_What is expected_:
Each entry should be quoted word for word, including every mark of punctuation.

_Records provided_:
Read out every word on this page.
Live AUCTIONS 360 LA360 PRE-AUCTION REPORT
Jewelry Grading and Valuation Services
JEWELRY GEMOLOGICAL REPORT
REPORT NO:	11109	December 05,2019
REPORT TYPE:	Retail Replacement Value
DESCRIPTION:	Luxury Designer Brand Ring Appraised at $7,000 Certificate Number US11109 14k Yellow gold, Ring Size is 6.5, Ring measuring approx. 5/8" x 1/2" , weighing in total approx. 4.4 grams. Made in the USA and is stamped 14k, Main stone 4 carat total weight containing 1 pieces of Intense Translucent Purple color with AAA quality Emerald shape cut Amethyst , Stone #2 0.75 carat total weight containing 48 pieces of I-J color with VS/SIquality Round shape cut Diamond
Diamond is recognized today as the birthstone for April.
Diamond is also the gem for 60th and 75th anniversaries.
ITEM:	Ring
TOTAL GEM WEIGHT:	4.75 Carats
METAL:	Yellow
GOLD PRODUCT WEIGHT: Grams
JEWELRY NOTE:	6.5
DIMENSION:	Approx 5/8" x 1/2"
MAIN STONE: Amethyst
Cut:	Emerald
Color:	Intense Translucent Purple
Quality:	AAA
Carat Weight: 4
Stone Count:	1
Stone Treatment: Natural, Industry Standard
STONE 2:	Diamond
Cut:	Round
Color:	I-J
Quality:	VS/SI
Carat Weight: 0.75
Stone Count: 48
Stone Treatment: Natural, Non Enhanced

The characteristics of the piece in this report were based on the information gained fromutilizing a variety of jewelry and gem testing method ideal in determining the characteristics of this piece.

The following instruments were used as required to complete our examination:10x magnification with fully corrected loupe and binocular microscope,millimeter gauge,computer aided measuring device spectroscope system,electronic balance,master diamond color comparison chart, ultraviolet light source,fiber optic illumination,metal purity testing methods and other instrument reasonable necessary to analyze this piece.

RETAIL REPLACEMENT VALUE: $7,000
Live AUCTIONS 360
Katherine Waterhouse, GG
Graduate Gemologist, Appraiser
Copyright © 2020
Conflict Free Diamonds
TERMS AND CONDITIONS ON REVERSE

_Correct result_:
Read out every word on this page.
Live AUCTIONS 360 LA360 PRE-AUCTION REPORT
Jewelry Grading and Valuation Services
JEWELRY GEMOLOGICAL REPORT
REPORT NO:	11109	December 05,2019
REPORT TYPE:	Retail Replacement Value
DESCRIPTION:	Luxury Designer Brand Ring Appraised at $7,000 Certificate Number US11109 14k Yellow gold, Ring Size is 6.5, Ring measuring approx. 5/8" x 1/2" , weighing in total approx. 4.4 grams. Made in the USA and is stamped 14k, Main stone 4 carat total weight containing 1 pieces of Intense Translucent Purple color with AAA quality Emerald shape cut Amethyst , Stone #2 0.75 carat total weight containing 48 pieces of I-J color with VS/SIquality Round shape cut Diamond
Diamond is recognized today as the birthstone for April.
Diamond is also the gem for 60th and 75th anniversaries.
ITEM:	Ring
TOTAL GEM WEIGHT:	4.75 Carats
METAL:	Yellow
GOLD PRODUCT WEIGHT: Grams
JEWELRY NOTE:	6.5
DIMENSION:	Approx 5/8" x 1/2"
MAIN STONE: Amethyst
Cut:	Emerald
Color:	Intense Translucent Purple
Quality:	AAA
Carat Weight: 4
Stone Count:	1
Stone Treatment: Natural, Industry Standard
STONE 2:	Diamond
Cut:	Round
Color:	I-J
Quality:	VS/SI
Carat Weight: 0.75
Stone Count: 48
Stone Treatment: Natural, Non Enhanced

The characteristics of the piece in this report were based on the information gained fromutilizing a variety of jewelry and gem testing method ideal in determining the characteristics of this piece.

The following instruments were used as required to complete our examination:10x magnification with fully corrected loupe and binocular microscope,millimeter gauge,computer aided measuring device spectroscope system,electronic balance,master diamond color comparison chart, ultraviolet light source,fiber optic illumination,metal purity testing methods and other instrument reasonable necessary to analyze this piece.

RETAIL REPLACEMENT VALUE: $7,000
Live AUCTIONS 360
Katherine Waterhouse, GG
Graduate Gemologist, Appraiser
Copyright © 2020
Conflict Free Diamonds
TERMS AND CONDITIONS ON REVERSE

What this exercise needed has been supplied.